* START RECORDS SHOWN *
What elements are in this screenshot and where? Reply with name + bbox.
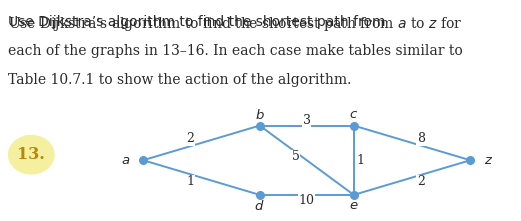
Text: $a$: $a$ [121,154,130,167]
Text: 3: 3 [303,114,311,127]
Text: 13.: 13. [17,146,45,163]
Text: 8: 8 [417,132,425,145]
Text: $c$: $c$ [349,108,358,121]
Text: 5: 5 [292,151,300,164]
Text: Use Dijkstra’s algorithm to find the shortest path from $a$ to $z$ for: Use Dijkstra’s algorithm to find the sho… [8,15,462,33]
Text: $z$: $z$ [483,154,493,167]
Text: $d$: $d$ [254,199,265,213]
Text: 2: 2 [417,175,425,188]
Text: Use Dijkstra’s algorithm to find the shortest path from: Use Dijkstra’s algorithm to find the sho… [8,15,390,29]
Text: 1: 1 [356,154,365,167]
Ellipse shape [8,135,55,175]
Text: each of the graphs in 13–16. In each case make tables similar to: each of the graphs in 13–16. In each cas… [8,44,463,58]
Text: $b$: $b$ [255,108,265,122]
Text: 2: 2 [187,132,194,145]
Text: 1: 1 [186,175,194,188]
Text: Table 10.7.1 to show the action of the algorithm.: Table 10.7.1 to show the action of the a… [8,73,351,87]
Text: $e$: $e$ [349,199,358,212]
Text: 10: 10 [299,194,315,207]
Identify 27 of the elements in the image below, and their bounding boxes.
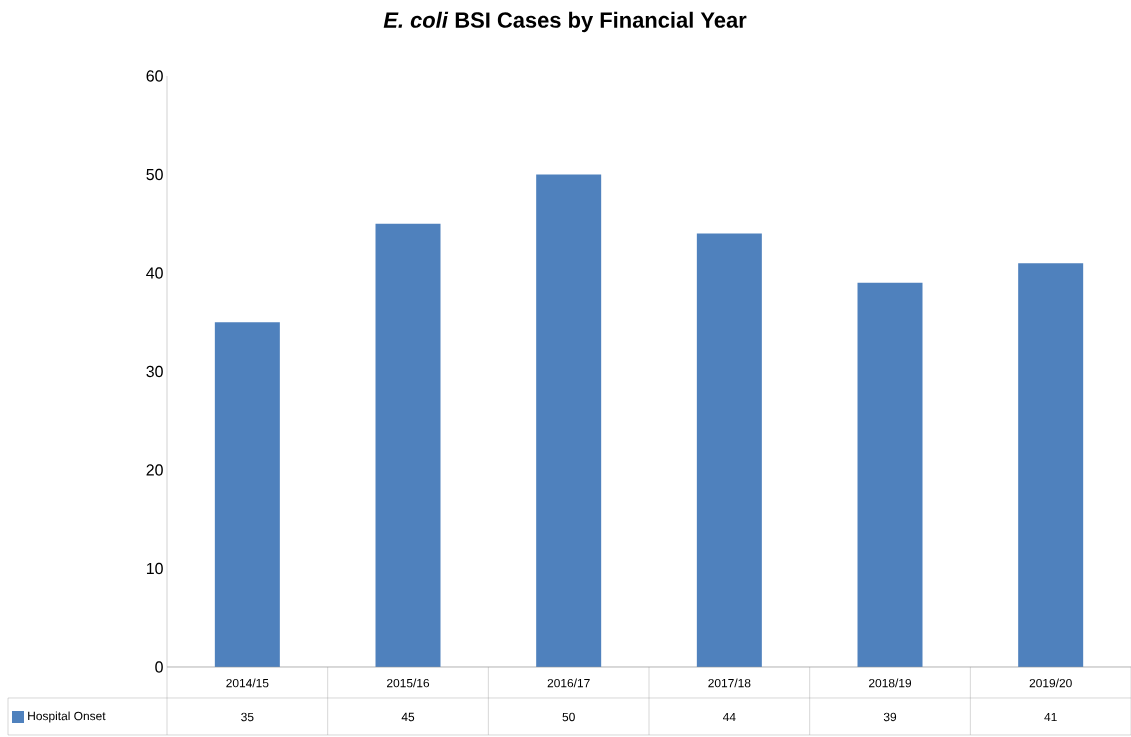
x-tick-label: 2017/18 [708, 678, 751, 688]
data-label: 45 [401, 712, 415, 722]
y-tick-label: 20 [146, 464, 163, 476]
legend-label: Hospital Onset [28, 711, 106, 723]
y-tick-label: 50 [146, 168, 163, 181]
y-tick-label: 40 [146, 267, 163, 279]
y-tick-label: 60 [146, 70, 163, 82]
bar [214, 322, 280, 667]
bar [375, 223, 441, 667]
x-tick-label: 2014/15 [226, 678, 269, 688]
x-tick-label: 2018/19 [869, 678, 912, 688]
x-tick-label: 2015/16 [387, 678, 430, 688]
x-tick-label: 2016/17 [547, 678, 590, 688]
bar [1018, 263, 1084, 667]
data-label: 39 [883, 712, 897, 722]
bar [696, 233, 762, 667]
bar [857, 282, 923, 667]
data-label: 41 [1044, 712, 1057, 722]
data-label: 50 [562, 712, 575, 722]
data-label: 44 [722, 712, 736, 722]
y-tick-label: 10 [146, 562, 163, 575]
data-label: 35 [241, 712, 254, 722]
bar [536, 174, 602, 667]
chart-title: E. coli BSI Cases by Financial Year [383, 11, 747, 33]
x-tick-label: 2019/20 [1029, 678, 1072, 688]
y-tick-label: 0 [155, 661, 163, 673]
y-tick-label: 30 [146, 365, 163, 378]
* END RECORDS SHOWN *
## GIVEN EXERCISE
Retype the data from the line with "Text: $a$: $a$ [121,154,130,167]" to the line with "Identify 27 of", both included, keeping every character as it appears.

## WRITTEN SOLUTION
Text: $a$: $a$ [121,154,130,167]
Text: 3: 3 [303,114,311,127]
Text: 13.: 13. [17,146,45,163]
Text: 8: 8 [417,132,425,145]
Text: $c$: $c$ [349,108,358,121]
Text: 5: 5 [292,151,300,164]
Text: Use Dijkstra’s algorithm to find the shortest path from $a$ to $z$ for: Use Dijkstra’s algorithm to find the sho… [8,15,462,33]
Text: $z$: $z$ [483,154,493,167]
Text: $d$: $d$ [254,199,265,213]
Text: 2: 2 [417,175,425,188]
Text: Use Dijkstra’s algorithm to find the shortest path from: Use Dijkstra’s algorithm to find the sho… [8,15,390,29]
Text: 1: 1 [356,154,365,167]
Ellipse shape [8,135,55,175]
Text: each of the graphs in 13–16. In each case make tables similar to: each of the graphs in 13–16. In each cas… [8,44,463,58]
Text: $b$: $b$ [255,108,265,122]
Text: 2: 2 [187,132,194,145]
Text: 1: 1 [186,175,194,188]
Text: Table 10.7.1 to show the action of the algorithm.: Table 10.7.1 to show the action of the a… [8,73,351,87]
Text: $e$: $e$ [349,199,358,212]
Text: 10: 10 [299,194,315,207]
Identify 27 of the elements in the image below, and their bounding boxes.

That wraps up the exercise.